**Problem:**
Skip the pictures and extract all of the lines exactly as written.

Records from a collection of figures
————
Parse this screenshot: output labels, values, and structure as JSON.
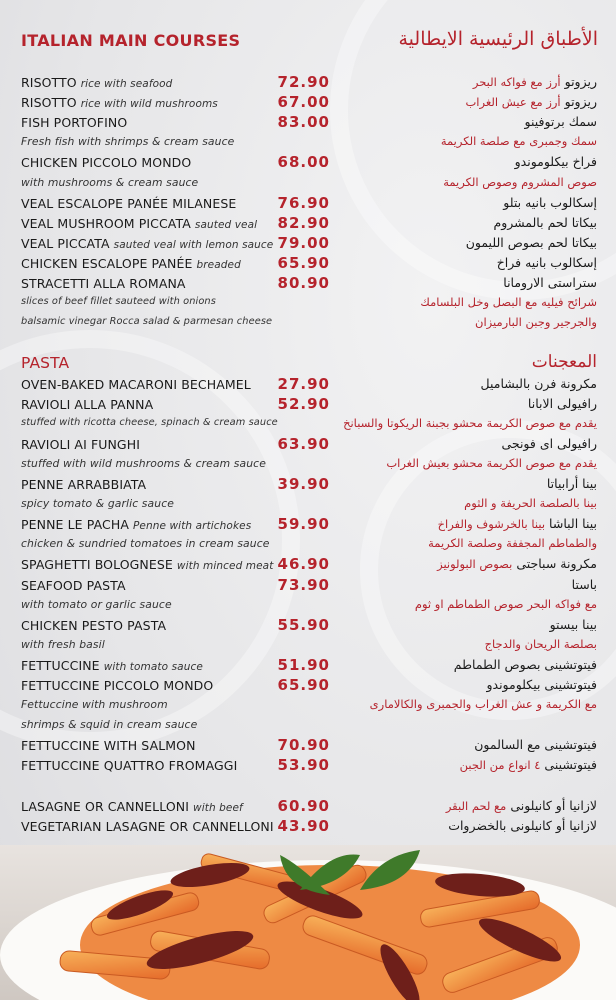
{
  "title": {
    "en": "ITALIAN MAIN COURSES",
    "ar": "الأطباق الرئيسية الايطالية"
  },
  "accent_color": "#b5232c",
  "rows": [
    {
      "type": "item",
      "en": "RISOTTO",
      "note": "rice with seafood",
      "price": "72.90",
      "ar": "ريزوتو",
      "ar_note": "أرز مع فواكه البحر"
    },
    {
      "type": "item",
      "en": "RISOTTO",
      "note": "rice with wild mushrooms",
      "price": "67.00",
      "ar": "ريزوتو",
      "ar_note": "أرز مع عيش الغراب"
    },
    {
      "type": "item",
      "en": "FISH PORTOFINO",
      "price": "83.00",
      "ar": "سمك برتوفينو"
    },
    {
      "type": "desc",
      "en": "Fresh fish with shrimps & cream sauce",
      "ar": "سمك وجمبرى مع صلصة الكريمة"
    },
    {
      "type": "item",
      "en": "CHICKEN PICCOLO MONDO",
      "price": "68.00",
      "ar": "فراخ بيكلوموندو"
    },
    {
      "type": "desc",
      "en": "with mushrooms & cream sauce",
      "ar": "صوص المشروم وصوص الكريمة"
    },
    {
      "type": "item",
      "en": "VEAL ESCALOPE PANÉE MILANESE",
      "price": "76.90",
      "ar": "إسكالوب بانيه بتلو"
    },
    {
      "type": "item",
      "en": "VEAL MUSHROOM PICCATA",
      "note": "sauted veal",
      "price": "82.90",
      "ar": "بيكاتا لحم بالمشروم"
    },
    {
      "type": "item",
      "en": "VEAL PICCATA",
      "note": "sauted veal with lemon sauce",
      "price": "79.00",
      "ar": "بيكاتا لحم بصوص الليمون"
    },
    {
      "type": "item",
      "en": "CHICKEN ESCALOPE PANÉE",
      "note": "breaded",
      "price": "65.90",
      "ar": "إسكالوب بانيه فراخ"
    },
    {
      "type": "item",
      "en": "STRACETTI ALLA ROMANA",
      "price": "80.90",
      "ar": "ستراستى الارومانا"
    },
    {
      "type": "desc",
      "small": true,
      "en": "slices of beef fillet sauteed with onions",
      "ar": "شرائح فيليه مع البصل وخل البلسامك"
    },
    {
      "type": "desc",
      "small": true,
      "en": "balsamic vinegar Rocca salad & parmesan cheese",
      "ar": "والجرجير وجبن البارميزان"
    },
    {
      "type": "gap"
    },
    {
      "type": "header",
      "en": "PASTA",
      "ar": "المعجنات"
    },
    {
      "type": "item",
      "en": "OVEN-BAKED MACARONI BECHAMEL",
      "price": "27.90",
      "ar": "مكرونة فرن بالبشاميل"
    },
    {
      "type": "item",
      "en": "RAVIOLI ALLA PANNA",
      "price": "52.90",
      "ar": "رافيولى الابانا"
    },
    {
      "type": "desc",
      "small": true,
      "en": "stuffed with ricotta cheese, spinach & cream sauce",
      "ar": "يقدم مع صوص الكريمة محشو بجبنة الريكوتا والسبانخ"
    },
    {
      "type": "item",
      "en": "RAVIOLI AI FUNGHI",
      "price": "63.90",
      "ar": "رافيولى اى فونجى"
    },
    {
      "type": "desc",
      "en": "stuffed with wild mushrooms & cream sauce",
      "ar": "يقدم مع صوص الكريمة محشو بعيش الغراب"
    },
    {
      "type": "item",
      "en": "PENNE ARRABBIATA",
      "price": "39.90",
      "ar": "بينا أرابياتا"
    },
    {
      "type": "desc",
      "en": "spicy tomato & garlic sauce",
      "ar": "بينا بالصلصة الحريفة و الثوم"
    },
    {
      "type": "item",
      "en": "PENNE LE PACHA",
      "note": "Penne with artichokes",
      "price": "59.90",
      "ar": "بينا الباشا",
      "ar_note": "بينا بالخرشوف والفراخ"
    },
    {
      "type": "desc",
      "en": "chicken & sundried tomatoes in cream sauce",
      "ar": "والطماطم المجففة وصلصة الكريمة"
    },
    {
      "type": "item",
      "en": "SPAGHETTI BOLOGNESE",
      "note": "with minced meat",
      "price": "46.90",
      "ar": "مكرونة سباجتى",
      "ar_note": "بصوص البولونيز"
    },
    {
      "type": "item",
      "en": "SEAFOOD PASTA",
      "price": "73.90",
      "ar": "باستا"
    },
    {
      "type": "desc",
      "en": "with tomato or garlic sauce",
      "ar": "مع فواكه البحر  صوص الطماطم او ثوم"
    },
    {
      "type": "item",
      "en": "CHICKEN PESTO PASTA",
      "price": "55.90",
      "ar": "بينا بيستو"
    },
    {
      "type": "desc",
      "en": "with fresh basil",
      "ar": "بصلصة الريحان والدجاج"
    },
    {
      "type": "item",
      "en": "FETTUCCINE",
      "note": "with tomato sauce",
      "price": "51.90",
      "ar": "فيتوتشينى بصوص الطماطم"
    },
    {
      "type": "item",
      "en": "FETTUCCINE PICCOLO MONDO",
      "price": "65.90",
      "ar": "فيتوتشينى بيكلوموندو"
    },
    {
      "type": "desc",
      "en": "Fettuccine with mushroom",
      "ar": "مع الكريمة و عش الغراب والجمبرى والكالامارى"
    },
    {
      "type": "desc",
      "en": " shrimps & squid in cream sauce"
    },
    {
      "type": "item",
      "en": "FETTUCCINE WITH SALMON",
      "price": "70.90",
      "ar": "فيتوتشينى مع السالمون"
    },
    {
      "type": "item",
      "en": "FETTUCCINE QUATTRO FROMAGGI",
      "price": "53.90",
      "ar": "فيتوتشينى",
      "ar_note": "٤ انواع من الجبن"
    },
    {
      "type": "gap"
    },
    {
      "type": "item",
      "en": "LASAGNE OR CANNELLONI",
      "note": "with beef",
      "price": "60.90",
      "ar": "لازانيا  أو كانيلونى",
      "ar_note": "مع لحم البقر"
    },
    {
      "type": "item",
      "en": "VEGETARIAN LASAGNE OR CANNELLONI",
      "price": "43.90",
      "ar": "لازانيا أو كانيلونى بالخضروات"
    }
  ]
}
————
**Solution:**
Parse this screenshot: output labels, values, and structure as JSON.
{
  "title": {
    "en": "ITALIAN MAIN COURSES",
    "ar": "الأطباق الرئيسية الايطالية"
  },
  "accent_color": "#b5232c",
  "rows": [
    {
      "type": "item",
      "en": "RISOTTO",
      "note": "rice with seafood",
      "price": "72.90",
      "ar": "ريزوتو",
      "ar_note": "أرز مع فواكه البحر"
    },
    {
      "type": "item",
      "en": "RISOTTO",
      "note": "rice with wild mushrooms",
      "price": "67.00",
      "ar": "ريزوتو",
      "ar_note": "أرز مع عيش الغراب"
    },
    {
      "type": "item",
      "en": "FISH PORTOFINO",
      "price": "83.00",
      "ar": "سمك برتوفينو"
    },
    {
      "type": "desc",
      "en": "Fresh fish with shrimps & cream sauce",
      "ar": "سمك وجمبرى مع صلصة الكريمة"
    },
    {
      "type": "item",
      "en": "CHICKEN PICCOLO MONDO",
      "price": "68.00",
      "ar": "فراخ بيكلوموندو"
    },
    {
      "type": "desc",
      "en": "with mushrooms & cream sauce",
      "ar": "صوص المشروم وصوص الكريمة"
    },
    {
      "type": "item",
      "en": "VEAL ESCALOPE PANÉE MILANESE",
      "price": "76.90",
      "ar": "إسكالوب بانيه بتلو"
    },
    {
      "type": "item",
      "en": "VEAL MUSHROOM PICCATA",
      "note": "sauted veal",
      "price": "82.90",
      "ar": "بيكاتا لحم بالمشروم"
    },
    {
      "type": "item",
      "en": "VEAL PICCATA",
      "note": "sauted veal with lemon sauce",
      "price": "79.00",
      "ar": "بيكاتا لحم بصوص الليمون"
    },
    {
      "type": "item",
      "en": "CHICKEN ESCALOPE PANÉE",
      "note": "breaded",
      "price": "65.90",
      "ar": "إسكالوب بانيه فراخ"
    },
    {
      "type": "item",
      "en": "STRACETTI ALLA ROMANA",
      "price": "80.90",
      "ar": "ستراستى الارومانا"
    },
    {
      "type": "desc",
      "small": true,
      "en": "slices of beef fillet sauteed with onions",
      "ar": "شرائح فيليه مع البصل وخل البلسامك"
    },
    {
      "type": "desc",
      "small": true,
      "en": "balsamic vinegar Rocca salad & parmesan cheese",
      "ar": "والجرجير وجبن البارميزان"
    },
    {
      "type": "gap"
    },
    {
      "type": "header",
      "en": "PASTA",
      "ar": "المعجنات"
    },
    {
      "type": "item",
      "en": "OVEN-BAKED MACARONI BECHAMEL",
      "price": "27.90",
      "ar": "مكرونة فرن بالبشاميل"
    },
    {
      "type": "item",
      "en": "RAVIOLI ALLA PANNA",
      "price": "52.90",
      "ar": "رافيولى الابانا"
    },
    {
      "type": "desc",
      "small": true,
      "en": "stuffed with ricotta cheese, spinach & cream sauce",
      "ar": "يقدم مع صوص الكريمة محشو بجبنة الريكوتا والسبانخ"
    },
    {
      "type": "item",
      "en": "RAVIOLI AI FUNGHI",
      "price": "63.90",
      "ar": "رافيولى اى فونجى"
    },
    {
      "type": "desc",
      "en": "stuffed with wild mushrooms & cream sauce",
      "ar": "يقدم مع صوص الكريمة محشو بعيش الغراب"
    },
    {
      "type": "item",
      "en": "PENNE ARRABBIATA",
      "price": "39.90",
      "ar": "بينا أرابياتا"
    },
    {
      "type": "desc",
      "en": "spicy tomato & garlic sauce",
      "ar": "بينا بالصلصة الحريفة و الثوم"
    },
    {
      "type": "item",
      "en": "PENNE LE PACHA",
      "note": "Penne with artichokes",
      "price": "59.90",
      "ar": "بينا الباشا",
      "ar_note": "بينا بالخرشوف والفراخ"
    },
    {
      "type": "desc",
      "en": "chicken & sundried tomatoes in cream sauce",
      "ar": "والطماطم المجففة وصلصة الكريمة"
    },
    {
      "type": "item",
      "en": "SPAGHETTI BOLOGNESE",
      "note": "with minced meat",
      "price": "46.90",
      "ar": "مكرونة سباجتى",
      "ar_note": "بصوص البولونيز"
    },
    {
      "type": "item",
      "en": "SEAFOOD PASTA",
      "price": "73.90",
      "ar": "باستا"
    },
    {
      "type": "desc",
      "en": "with tomato or garlic sauce",
      "ar": "مع فواكه البحر  صوص الطماطم او ثوم"
    },
    {
      "type": "item",
      "en": "CHICKEN PESTO PASTA",
      "price": "55.90",
      "ar": "بينا بيستو"
    },
    {
      "type": "desc",
      "en": "with fresh basil",
      "ar": "بصلصة الريحان والدجاج"
    },
    {
      "type": "item",
      "en": "FETTUCCINE",
      "note": "with tomato sauce",
      "price": "51.90",
      "ar": "فيتوتشينى بصوص الطماطم"
    },
    {
      "type": "item",
      "en": "FETTUCCINE PICCOLO MONDO",
      "price": "65.90",
      "ar": "فيتوتشينى بيكلوموندو"
    },
    {
      "type": "desc",
      "en": "Fettuccine with mushroom",
      "ar": "مع الكريمة و عش الغراب والجمبرى والكالامارى"
    },
    {
      "type": "desc",
      "en": " shrimps & squid in cream sauce"
    },
    {
      "type": "item",
      "en": "FETTUCCINE WITH SALMON",
      "price": "70.90",
      "ar": "فيتوتشينى مع السالمون"
    },
    {
      "type": "item",
      "en": "FETTUCCINE QUATTRO FROMAGGI",
      "price": "53.90",
      "ar": "فيتوتشينى",
      "ar_note": "٤ انواع من الجبن"
    },
    {
      "type": "gap"
    },
    {
      "type": "item",
      "en": "LASAGNE OR CANNELLONI",
      "note": "with beef",
      "price": "60.90",
      "ar": "لازانيا  أو كانيلونى",
      "ar_note": "مع لحم البقر"
    },
    {
      "type": "item",
      "en": "VEGETARIAN LASAGNE OR CANNELLONI",
      "price": "43.90",
      "ar": "لازانيا أو كانيلونى بالخضروات"
    }
  ]
}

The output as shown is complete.